→ Article

▼

Udacity Data Science Capstone Project — Starbucks data set
Project Overview
For this project I will be looking at a dataset provided by Starbucks, that mimics customer behaviour on their mobile app. The data pertains to offers Starbucks issue to their customers, as well as transactions of those customers, including any offers they have been sent. I have 3 different datasets related to:
· The offers available
· The users of the application
· Transactions of the user
Problem Statement
I will be investigating how offers impact customer behaviour and looking to find the offers that trigger the biggest spend increase by specific customer groups. There are 2 ways to categorise the offers, either by type of offer (discount, BOGO or advertisement), or the medium through which the offer was delivered (email, web, app, social media). To determine which offer type triggers the biggest spend increase, I will be measuring the average daily spend of each customer, during an offer period and outside of an offer period. I will also be measuring the average number of transactions per day per customer. This should enable me to see if there is an increase in the value of the individual transactions, or if there is an increase in the number of transactions during an offer. i.e., do offers drive bigger transactions, or more regular transactions.
I will then perform a Students T Test comparing transactions during and outside of an offer period to see if there is a statistically significant difference in user behaviour.
Once I have ascertained if offers do have a meaningful impact on customer behaviour, I will then investigate which types of offers impact different user groups. I will be looking at user groups based on age and income. One of the problems with the dataset is that we have customers for whom we have no personal information. Whilst it is tempting to discount these ‘null users’ entirely, it makes more sense to consider them as their own user group. This will hopefully enable me to predict behaviour of future members who also chose not to share personal information.
Metrics
The metrics I will be looking for are the P value when comparing transactions outside of and during in an offer period. My hypothesis for these are
H0 — Transaction amount during offer = Transaction amount outside of an offer
H1 — Transaction amount during offer ≠Transaction amount outside of an offer
and
H0 — Daily Transactions during offer = Daily transactions outside of an offer
H1 — Daily Transactions during offer ≠ Daily transactions outside of an offer
I will perform a Students T Test to see if there is a significant different between both the average transaction value during an offer, as well as the number of transactions during the offer. I will be comparing all transactions during an offer with those transactions completed out of an offer. I will consider a transaction to be during an offer if the user has viewed the offer, and the transaction was made during the validity period of the offer.
To aid me in discovering if offers impact customer behaviour differently I will be measuring the correlation co-officiant’s between a user’s age and their difference in spending habits during an offer, as well as the users income and the difference in spending habits.

▲

→ Extracted data
▼

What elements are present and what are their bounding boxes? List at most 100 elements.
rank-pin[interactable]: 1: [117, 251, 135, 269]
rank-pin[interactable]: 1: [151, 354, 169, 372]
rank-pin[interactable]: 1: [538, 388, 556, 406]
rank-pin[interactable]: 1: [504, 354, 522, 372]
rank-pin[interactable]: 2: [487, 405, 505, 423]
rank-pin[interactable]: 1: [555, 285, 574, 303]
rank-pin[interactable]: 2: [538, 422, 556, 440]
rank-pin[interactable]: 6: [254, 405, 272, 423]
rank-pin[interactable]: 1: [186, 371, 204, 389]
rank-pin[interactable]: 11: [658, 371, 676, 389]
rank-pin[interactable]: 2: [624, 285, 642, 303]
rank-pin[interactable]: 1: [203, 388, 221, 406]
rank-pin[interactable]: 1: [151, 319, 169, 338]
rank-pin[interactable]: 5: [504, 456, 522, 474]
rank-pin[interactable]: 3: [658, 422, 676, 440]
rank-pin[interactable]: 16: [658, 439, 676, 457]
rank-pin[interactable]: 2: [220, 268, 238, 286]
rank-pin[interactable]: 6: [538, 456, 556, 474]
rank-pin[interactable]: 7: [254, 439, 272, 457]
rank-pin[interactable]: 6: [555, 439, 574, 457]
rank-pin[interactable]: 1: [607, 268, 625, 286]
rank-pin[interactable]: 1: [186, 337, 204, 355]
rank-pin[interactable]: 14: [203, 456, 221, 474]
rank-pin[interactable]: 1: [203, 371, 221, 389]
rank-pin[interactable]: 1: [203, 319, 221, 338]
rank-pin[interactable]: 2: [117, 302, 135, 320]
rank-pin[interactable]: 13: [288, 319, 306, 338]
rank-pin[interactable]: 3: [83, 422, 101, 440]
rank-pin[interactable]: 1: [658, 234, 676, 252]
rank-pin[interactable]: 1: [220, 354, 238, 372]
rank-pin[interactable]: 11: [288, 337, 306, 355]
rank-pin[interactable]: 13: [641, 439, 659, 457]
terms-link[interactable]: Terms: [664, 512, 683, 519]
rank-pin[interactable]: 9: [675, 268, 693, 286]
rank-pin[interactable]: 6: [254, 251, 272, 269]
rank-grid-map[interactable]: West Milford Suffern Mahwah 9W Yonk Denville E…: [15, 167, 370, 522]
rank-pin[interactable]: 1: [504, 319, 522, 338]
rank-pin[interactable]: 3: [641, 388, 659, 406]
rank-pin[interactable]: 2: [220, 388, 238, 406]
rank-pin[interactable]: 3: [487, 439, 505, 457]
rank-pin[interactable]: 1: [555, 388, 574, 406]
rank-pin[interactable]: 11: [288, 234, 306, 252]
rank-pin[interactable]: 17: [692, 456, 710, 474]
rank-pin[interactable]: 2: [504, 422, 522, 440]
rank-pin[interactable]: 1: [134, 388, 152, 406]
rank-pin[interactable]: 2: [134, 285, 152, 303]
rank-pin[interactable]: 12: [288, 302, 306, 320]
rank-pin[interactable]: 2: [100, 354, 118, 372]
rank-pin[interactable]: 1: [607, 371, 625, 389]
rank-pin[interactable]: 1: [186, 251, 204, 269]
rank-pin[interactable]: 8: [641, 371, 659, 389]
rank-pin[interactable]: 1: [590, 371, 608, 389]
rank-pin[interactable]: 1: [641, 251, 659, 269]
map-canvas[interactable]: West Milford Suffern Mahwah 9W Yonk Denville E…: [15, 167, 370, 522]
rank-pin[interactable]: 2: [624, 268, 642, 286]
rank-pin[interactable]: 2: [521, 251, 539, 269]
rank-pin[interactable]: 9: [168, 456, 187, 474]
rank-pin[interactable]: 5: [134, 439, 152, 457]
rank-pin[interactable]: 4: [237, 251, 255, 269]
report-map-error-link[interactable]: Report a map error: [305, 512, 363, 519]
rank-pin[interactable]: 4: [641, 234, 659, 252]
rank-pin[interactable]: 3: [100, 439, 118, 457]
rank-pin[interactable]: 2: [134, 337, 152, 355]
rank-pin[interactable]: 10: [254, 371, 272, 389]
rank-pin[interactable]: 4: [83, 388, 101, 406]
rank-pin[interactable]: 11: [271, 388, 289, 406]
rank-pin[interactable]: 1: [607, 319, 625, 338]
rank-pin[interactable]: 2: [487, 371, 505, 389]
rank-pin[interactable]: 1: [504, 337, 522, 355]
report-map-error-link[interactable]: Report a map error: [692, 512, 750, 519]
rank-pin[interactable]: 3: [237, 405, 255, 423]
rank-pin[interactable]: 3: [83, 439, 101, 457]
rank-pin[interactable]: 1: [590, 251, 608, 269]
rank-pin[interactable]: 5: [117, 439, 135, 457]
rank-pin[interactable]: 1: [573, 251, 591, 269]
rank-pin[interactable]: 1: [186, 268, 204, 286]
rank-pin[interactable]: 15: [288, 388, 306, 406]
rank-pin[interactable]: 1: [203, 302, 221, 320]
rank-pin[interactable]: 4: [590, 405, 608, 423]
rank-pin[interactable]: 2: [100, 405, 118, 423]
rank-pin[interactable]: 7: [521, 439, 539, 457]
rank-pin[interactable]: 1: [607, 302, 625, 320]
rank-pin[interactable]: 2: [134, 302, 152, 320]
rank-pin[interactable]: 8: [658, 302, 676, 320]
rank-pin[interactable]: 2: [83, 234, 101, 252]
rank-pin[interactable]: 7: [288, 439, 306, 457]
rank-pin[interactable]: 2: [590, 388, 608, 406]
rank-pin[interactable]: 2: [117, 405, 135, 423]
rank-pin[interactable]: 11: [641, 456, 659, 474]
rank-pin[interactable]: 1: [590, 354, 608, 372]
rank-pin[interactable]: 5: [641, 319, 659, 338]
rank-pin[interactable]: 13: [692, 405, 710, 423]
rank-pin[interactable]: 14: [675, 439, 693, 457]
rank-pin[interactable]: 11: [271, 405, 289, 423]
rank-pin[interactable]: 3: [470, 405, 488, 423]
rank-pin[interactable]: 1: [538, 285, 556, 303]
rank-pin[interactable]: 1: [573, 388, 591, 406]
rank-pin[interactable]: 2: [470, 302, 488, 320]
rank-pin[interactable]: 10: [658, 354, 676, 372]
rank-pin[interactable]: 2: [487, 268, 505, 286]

▲

→ Exercise tasks
1) Swap "rank-pin" for "map-pin" in the records, starting at their first line and stopping after the line containing "rank-pin[interactable]: 1: [504, 354, 522, 372]", and give those lines back with nothing else changed.
2) Carry on the Starbucks offers project write-up from the point where it stops.

→ Answers per task
1)
What elements are present and what are their bounding boxes? List at most 100 elements.
map-pin[interactable]: 1: [117, 251, 135, 269]
map-pin[interactable]: 1: [151, 354, 169, 372]
map-pin[interactable]: 1: [538, 388, 556, 406]
map-pin[interactable]: 1: [504, 354, 522, 372]

2)
Data Exploration
Profile Dataset:
This dataset refers to users of the mobile app. It contains information such as, users age, gender, income and when they became a member. I know that users that did not supply an age had a generic age of 118 entered. I did a quick count of null values, and found there were 2175 null values in both the gender and income columns. Once I’d checked the number of people aged 118 I found there were also 2175 of these. Although it seemed likely that these 2175 null and generic values all related to the same rows, I wanted to confirm this. I then checked the number of nulls for users just aged 118, and with 2175 null entries in income and gender out of just those aged 118 I could confirm that users who did not supply an age also did not supply a gender or income, and all other users supplied all information. To not discount these users entirely, as they made up a significant proportion of the population (2175 out of 17000 users) I decided to enter follow the logic of the age=118 and assign an income value of the maximum income + 10% and enter a gender of U for unknown for all these users. This meant that I got rid of null values and would be able to see these users in any visualisations that I created, but would make them distinct enough so that I would know I was looking at this group of “null users”.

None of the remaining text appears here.